### GOAL:
Everything in the listing except the pictures should be written out exactly.

### Extracted data entries:

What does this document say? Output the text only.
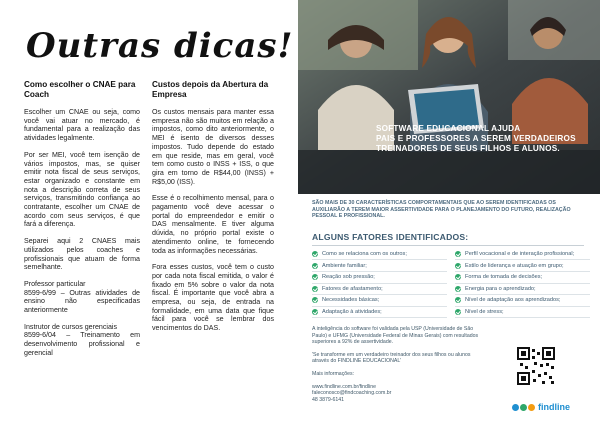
Outras dicas!
Como escolher o CNAE para Coach

Escolher um CNAE ou seja, como você vai atuar no mercado, é fundamental para a realização das atividades legalmente.

Por ser MEI, você tem isenção de vários impostos, mas, se quiser emitir nota fiscal de seus serviços, estar organizado e constante em nota a descrição correta de seus serviços, transmitindo confiança ao contratante, escolher um CNAE de acordo com seus serviços, é que fará a diferença.

Separei aqui 2 CNAES mais utilizados pelos coaches e profissionais que atuam de forma semelhante.

Professor particular

8599-6/99 – Outras atividades de ensino não especificadas anteriormente

Instrutor de cursos gerenciais

8599-6/04 – Treinamento em desenvolvimento profissional e gerencial

Custos depois da Abertura da Empresa

Os custos mensais para manter essa empresa não são muitos em relação a impostos, como dito anteriormente, o MEI é isento de diversos desses impostos. Tudo depende do estado em que reside, mas em geral, você tem como custo o INSS + ISS, o que gira em torno de R$44,00 (INSS) + R$5,00 (ISS).

Esse é o recolhimento mensal, para o pagamento você deve acessar o portal do empreendedor e emitir o DAS mensalmente. E tiver alguma dúvida, no próprio portal existe o atendimento online, te fornecendo toda as informações necessárias.

Fora esses custos, você tem o custo por cada nota fiscal emitida, o valor é fixado em 5% sobre o valor da nota fiscal. É importante que você abra a empresa, ou seja, de entrada na formalidade, em uma data que fique fácil para você se lembrar dos vencimentos do DAS.

SOFTWARE EDUCACIONAL AJUDA
PAIS E PROFESSORES A SEREM VERDADEIROS
TREINADORES DE SEUS FILHOS E ALUNOS.

SÃO MAIS DE 30 CARACTERÍSTICAS COMPORTAMENTAIS QUE AO SEREM IDENTIFICADAS OS AUXILIARÃO A TEREM MAIOR ASSERTIVIDADE PARA O PLANEJAMENTO DO FUTURO, REALIZAÇÃO PESSOAL E PROFISSIONAL.

ALGUNS FATORES IDENTIFICADOS:
Como se relaciona com os outros;	Perfil vocacional e de interação profissional;
Ambiente familiar;	Estilo de liderança e atuação em grupo;
Reação sob pressão;	Forma de tomada de decisões;
Fatores de afastamento;	Energia para o aprendizado;
Necessidades básicas;	Nível de adaptação aos aprendizados;
Adaptação à atividades;	Nível de stress;

A inteligência do software foi validada pela USP (Universidade de São Paulo) e UFMG (Universidade Federal de Minas Gerais) com resultados superiores a 92% de assertividade.

'Se transforme em um verdadeiro treinador dos seus filhos ou alunos através do FINDLINE EDUCACIONAL'

Mais informações:

www.findline.com.br/findline
faleconosco@findcoaching.com.br
48 3879-6141
findline
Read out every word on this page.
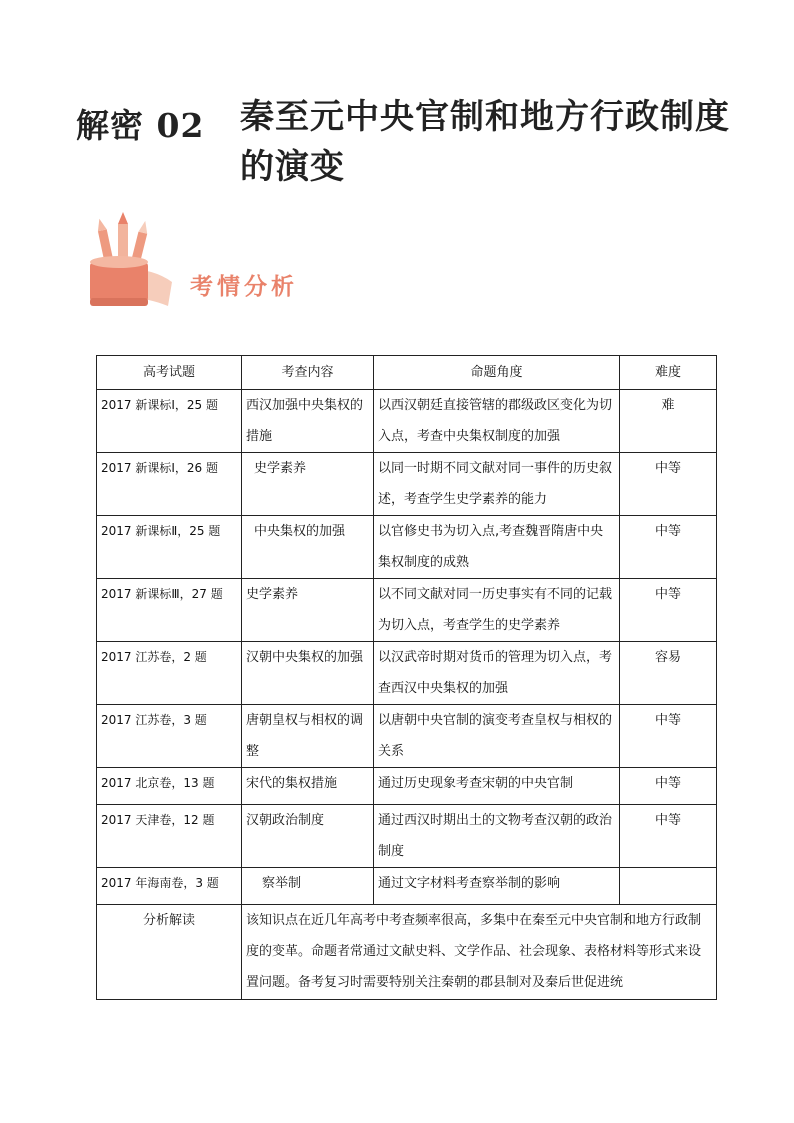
解密 02 秦至元中央官制和地方行政制度的演变
考情分析
高考试题	考查内容	命题角度	难度
2017 新课标Ⅰ，25 题	西汉加强中央集权的措施	以西汉朝廷直接管辖的郡级政区变化为切入点，考查中央集权制度的加强	难
2017 新课标Ⅰ，26 题	史学素养	以同一时期不同文献对同一事件的历史叙述，考查学生史学素养的能力	中等
2017 新课标Ⅱ，25 题	中央集权的加强	以官修史书为切入点,考查魏晋隋唐中央集权制度的成熟	中等
2017 新课标Ⅲ，27 题	史学素养	以不同文献对同一历史事实有不同的记载为切入点，考查学生的史学素养	中等
2017 江苏卷，2 题	汉朝中央集权的加强	以汉武帝时期对货币的管理为切入点，考查西汉中央集权的加强	容易
2017 江苏卷，3 题	唐朝皇权与相权的调整	以唐朝中央官制的演变考查皇权与相权的关系	中等
2017 北京卷，13 题	宋代的集权措施	通过历史现象考查宋朝的中央官制	中等
2017 天津卷，12 题	汉朝政治制度	通过西汉时期出土的文物考查汉朝的政治制度	中等
2017 年海南卷，3 题	察举制	通过文字材料考查察举制的影响	
分析解读	该知识点在近几年高考中考查频率很高，多集中在秦至元中央官制和地方行政制度的变革。命题者常通过文献史料、文学作品、社会现象、表格材料等形式来设置问题。备考复习时需要特别关注秦朝的郡县制对及秦后世促进统		
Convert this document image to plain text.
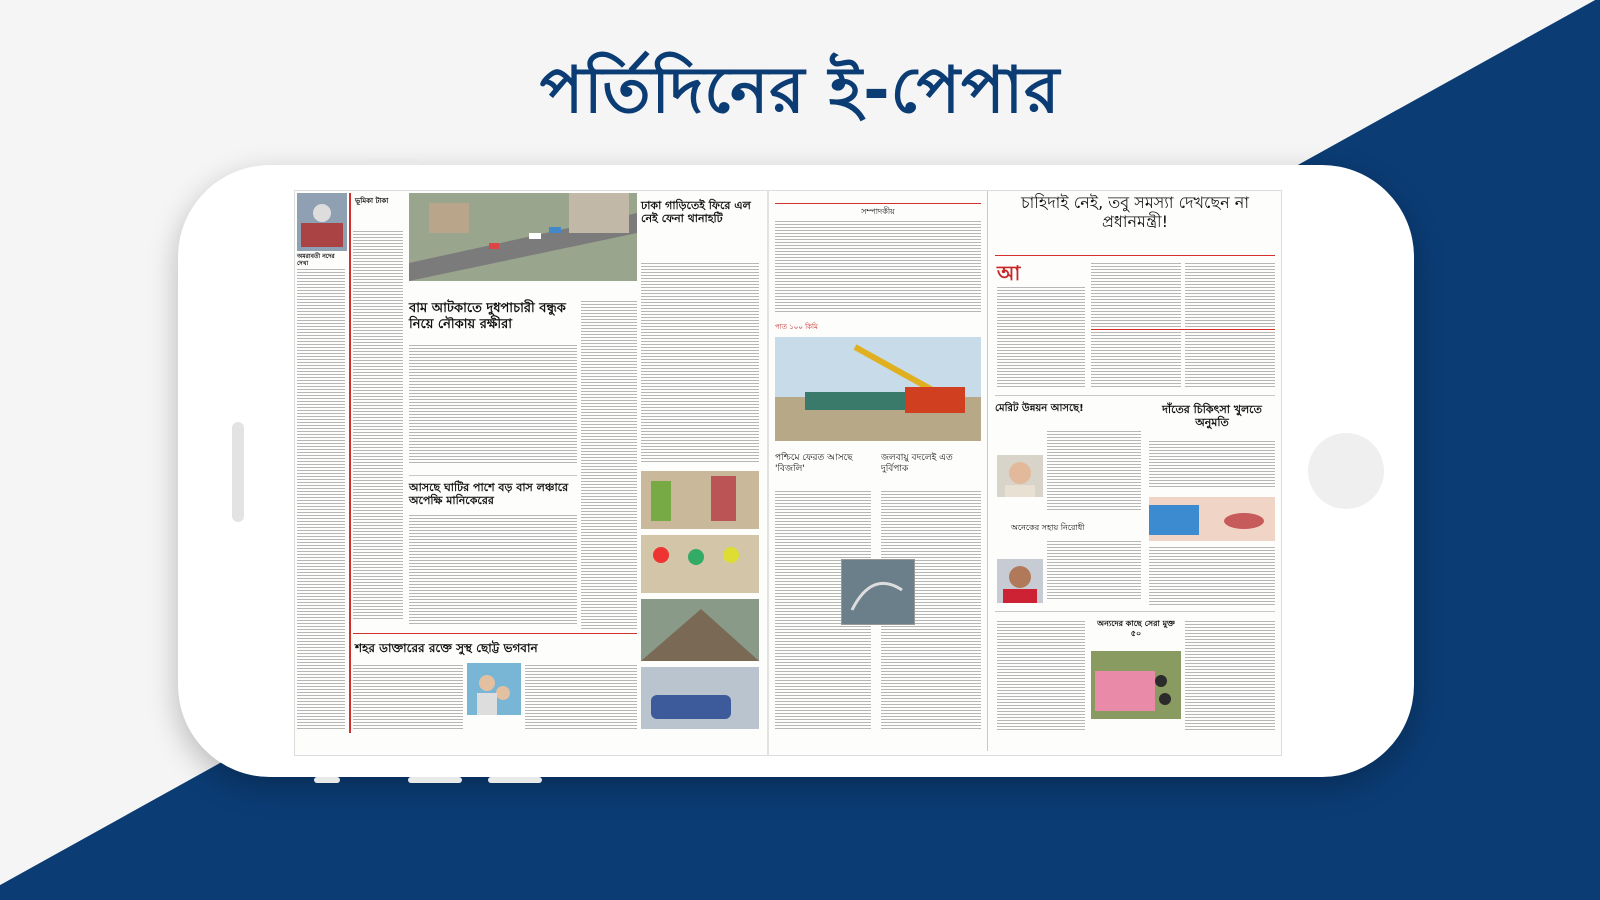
পর্তিদিনের ই-পেপার
অমরাবতী নদের দেখা
ভূমিকা টাকা
বাম আটকাতে দুধপাচারী বন্ধুক নিয়ে নৌকায় রক্ষীরা
আসছে ঘাটির পাশে বড় বাস লঞ্চারে অপেক্ষি মানিকেরের
শহর ডাক্তারের রক্তে সুস্থ ছোট্ট ভগবান
ঢাকা গাড়িতেই ফিরে এল নেই ফেনা থানাহটি
সম্পাদকীয়
পাত ১০০ কিমি
পশ্চিমে ফেরত আসছে 'বিজলি'
জলবায়ু বদলেই এত দুর্বিপাক
চাহিদাই নেই, তবু সমস্যা দেখছেন না প্রধানমন্ত্রী!
আ
মেরিট উন্নয়ন আসছে!	দাঁতের চিকিৎসা খুলতে অনুমতি
অনেকের সহায় নিরোধী
অন্যদের কাছে সেরা মুক্ত ৫০
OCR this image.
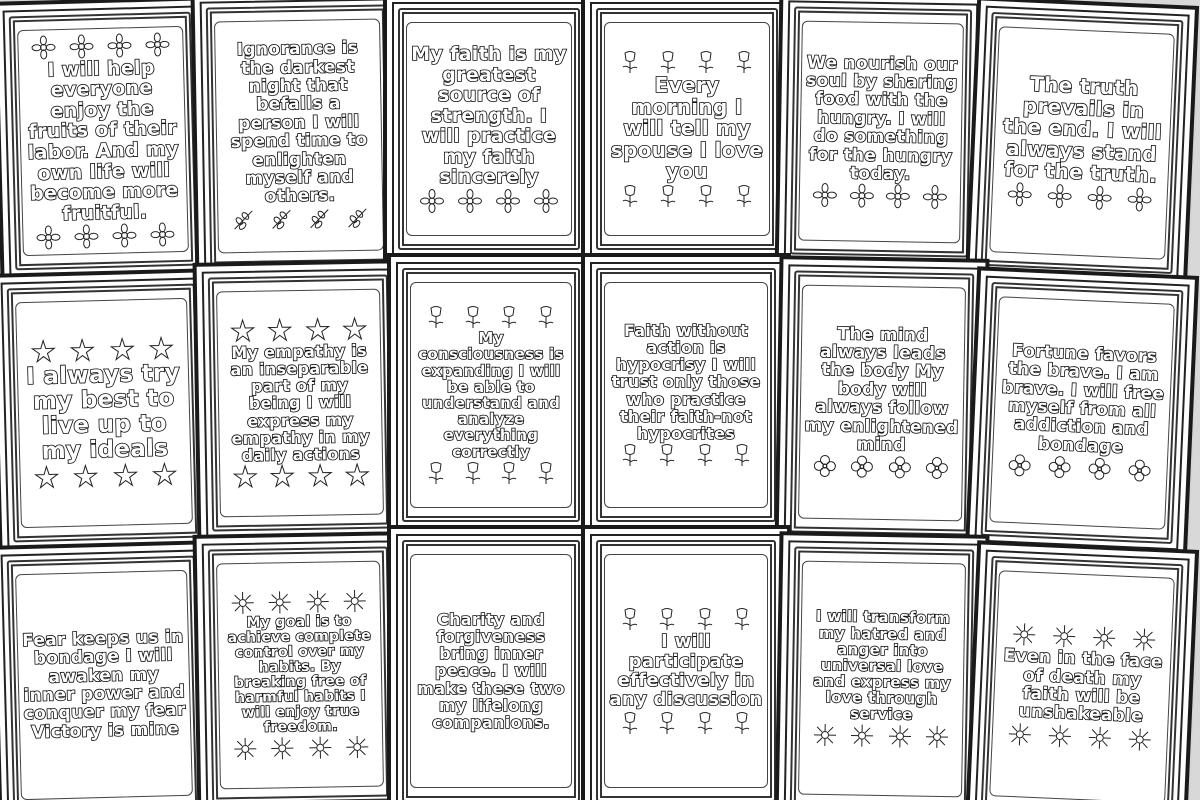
I will help everyone enjoy the fruits of their labor. And my own life will become more fruitful.

Ignorance is the darkest night that befalls a person I will spend time to enlighten myself and others.

My faith is my greatest source of strength. I will practice my faith sincerely

Every morning I will tell my spouse I love you

We nourish our soul by sharing food with the hungry. I will do something for the hungry today.

The truth prevails in the end. I will always stand for the truth.

I always try my best to live up to my ideals

My empathy is an inseparable part of my being I will express my empathy in my daily actions

My consciousness is expanding I will be able to understand and analyze everything correctly

Faith without action is hypocrisy I will trust only those who practice their faith-not hypocrites

The mind always leads the body My body will always follow my enlightened mind

Fortune favors the brave. I am brave. I will free myself from all addiction and bondage

Fear keeps us in bondage I will awaken my inner power and conquer my fear Victory is mine

My goal is to achieve complete control over my habits. By breaking free of harmful habits I will enjoy true freedom.

Charity and forgiveness bring inner peace. I will make these two my lifelong companions.

I will participate effectively in any discussion

I will transform my hatred and anger into universal love and express my love through service

Even in the face of death my faith will be unshakeable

### WRITTEN SOLUTION:
What does this document say? Output the text only.
Outras dicas!
Como escolher o CNAE para Coach

Escolher um CNAE ou seja, como você vai atuar no mercado, é fundamental para a realização das atividades legalmente.

Por ser MEI, você tem isenção de vários impostos, mas, se quiser emitir nota fiscal de seus serviços, estar organizado e constante em nota a descrição correta de seus serviços, transmitindo confiança ao contratante, escolher um CNAE de acordo com seus serviços, é que fará a diferença.

Separei aqui 2 CNAES mais utilizados pelos coaches e profissionais que atuam de forma semelhante.

Professor particular

8599-6/99 – Outras atividades de ensino não especificadas anteriormente

Instrutor de cursos gerenciais

8599-6/04 – Treinamento em desenvolvimento profissional e gerencial

Custos depois da Abertura da Empresa

Os custos mensais para manter essa empresa não são muitos em relação a impostos, como dito anteriormente, o MEI é isento de diversos desses impostos. Tudo depende do estado em que reside, mas em geral, você tem como custo o INSS + ISS, o que gira em torno de R$44,00 (INSS) + R$5,00 (ISS).

Esse é o recolhimento mensal, para o pagamento você deve acessar o portal do empreendedor e emitir o DAS mensalmente. E tiver alguma dúvida, no próprio portal existe o atendimento online, te fornecendo toda as informações necessárias.

Fora esses custos, você tem o custo por cada nota fiscal emitida, o valor é fixado em 5% sobre o valor da nota fiscal. É importante que você abra a empresa, ou seja, de entrada na formalidade, em uma data que fique fácil para você se lembrar dos vencimentos do DAS.

SOFTWARE EDUCACIONAL AJUDA
PAIS E PROFESSORES A SEREM VERDADEIROS
TREINADORES DE SEUS FILHOS E ALUNOS.

SÃO MAIS DE 30 CARACTERÍSTICAS COMPORTAMENTAIS QUE AO SEREM IDENTIFICADAS OS AUXILIARÃO A TEREM MAIOR ASSERTIVIDADE PARA O PLANEJAMENTO DO FUTURO, REALIZAÇÃO PESSOAL E PROFISSIONAL.

ALGUNS FATORES IDENTIFICADOS:
Como se relaciona com os outros;	Perfil vocacional e de interação profissional;
Ambiente familiar;	Estilo de liderança e atuação em grupo;
Reação sob pressão;	Forma de tomada de decisões;
Fatores de afastamento;	Energia para o aprendizado;
Necessidades básicas;	Nível de adaptação aos aprendizados;
Adaptação à atividades;	Nível de stress;

A inteligência do software foi validada pela USP (Universidade de São Paulo) e UFMG (Universidade Federal de Minas Gerais) com resultados superiores a 92% de assertividade.

'Se transforme em um verdadeiro treinador dos seus filhos ou alunos através do FINDLINE EDUCACIONAL'

Mais informações:

www.findline.com.br/findline
faleconosco@findcoaching.com.br
48 3879-6141
findline
Read out every word on this page.
解密 02 秦至元中央官制和地方行政制度的演变
考情分析
高考试题	考查内容	命题角度	难度
2017 新课标Ⅰ，25 题	西汉加强中央集权的措施	以西汉朝廷直接管辖的郡级政区变化为切入点，考查中央集权制度的加强	难
2017 新课标Ⅰ，26 题	史学素养	以同一时期不同文献对同一事件的历史叙述，考查学生史学素养的能力	中等
2017 新课标Ⅱ，25 题	中央集权的加强	以官修史书为切入点,考查魏晋隋唐中央集权制度的成熟	中等
2017 新课标Ⅲ，27 题	史学素养	以不同文献对同一历史事实有不同的记载为切入点，考查学生的史学素养	中等
2017 江苏卷，2 题	汉朝中央集权的加强	以汉武帝时期对货币的管理为切入点，考查西汉中央集权的加强	容易
2017 江苏卷，3 题	唐朝皇权与相权的调整	以唐朝中央官制的演变考查皇权与相权的关系	中等
2017 北京卷，13 题	宋代的集权措施	通过历史现象考查宋朝的中央官制	中等
2017 天津卷，12 题	汉朝政治制度	通过西汉时期出土的文物考查汉朝的政治制度	中等
2017 年海南卷，3 题	察举制	通过文字材料考查察举制的影响	
分析解读	该知识点在近几年高考中考查频率很高，多集中在秦至元中央官制和地方行政制度的变革。命题者常通过文献史料、文学作品、社会现象、表格材料等形式来设置问题。备考复习时需要特别关注秦朝的郡县制对及秦后世促进统		
Convert this document image to plain text.
পর্তিদিনের ই-পেপার
অমরাবতী নদের দেখা
ভূমিকা টাকা
বাম আটকাতে দুধপাচারী বন্ধুক নিয়ে নৌকায় রক্ষীরা
আসছে ঘাটির পাশে বড় বাস লঞ্চারে অপেক্ষি মানিকেরের
শহর ডাক্তারের রক্তে সুস্থ ছোট্ট ভগবান
ঢাকা গাড়িতেই ফিরে এল নেই ফেনা থানাহটি
সম্পাদকীয়
পাত ১০০ কিমি
পশ্চিমে ফেরত আসছে 'বিজলি'
জলবায়ু বদলেই এত দুর্বিপাক
চাহিদাই নেই, তবু সমস্যা দেখছেন না প্রধানমন্ত্রী!
আ
মেরিট উন্নয়ন আসছে!	দাঁতের চিকিৎসা খুলতে অনুমতি
অনেকের সহায় নিরোধী
অন্যদের কাছে সেরা মুক্ত ৫০
OCR this image.
I will help everyone enjoy the fruits of their labor. And my own life will become more fruitful.

Ignorance is the darkest night that befalls a person I will spend time to enlighten myself and others.

My faith is my greatest source of strength. I will practice my faith sincerely

Every morning I will tell my spouse I love you

We nourish our soul by sharing food with the hungry. I will do something for the hungry today.

The truth prevails in the end. I will always stand for the truth.

I always try my best to live up to my ideals

My empathy is an inseparable part of my being I will express my empathy in my daily actions

My consciousness is expanding I will be able to understand and analyze everything correctly

Faith without action is hypocrisy I will trust only those who practice their faith-not hypocrites

The mind always leads the body My body will always follow my enlightened mind

Fortune favors the brave. I am brave. I will free myself from all addiction and bondage

Fear keeps us in bondage I will awaken my inner power and conquer my fear Victory is mine

My goal is to achieve complete control over my habits. By breaking free of harmful habits I will enjoy true freedom.

Charity and forgiveness bring inner peace. I will make these two my lifelong companions.

I will participate effectively in any discussion

I will transform my hatred and anger into universal love and express my love through service

Even in the face of death my faith will be unshakeable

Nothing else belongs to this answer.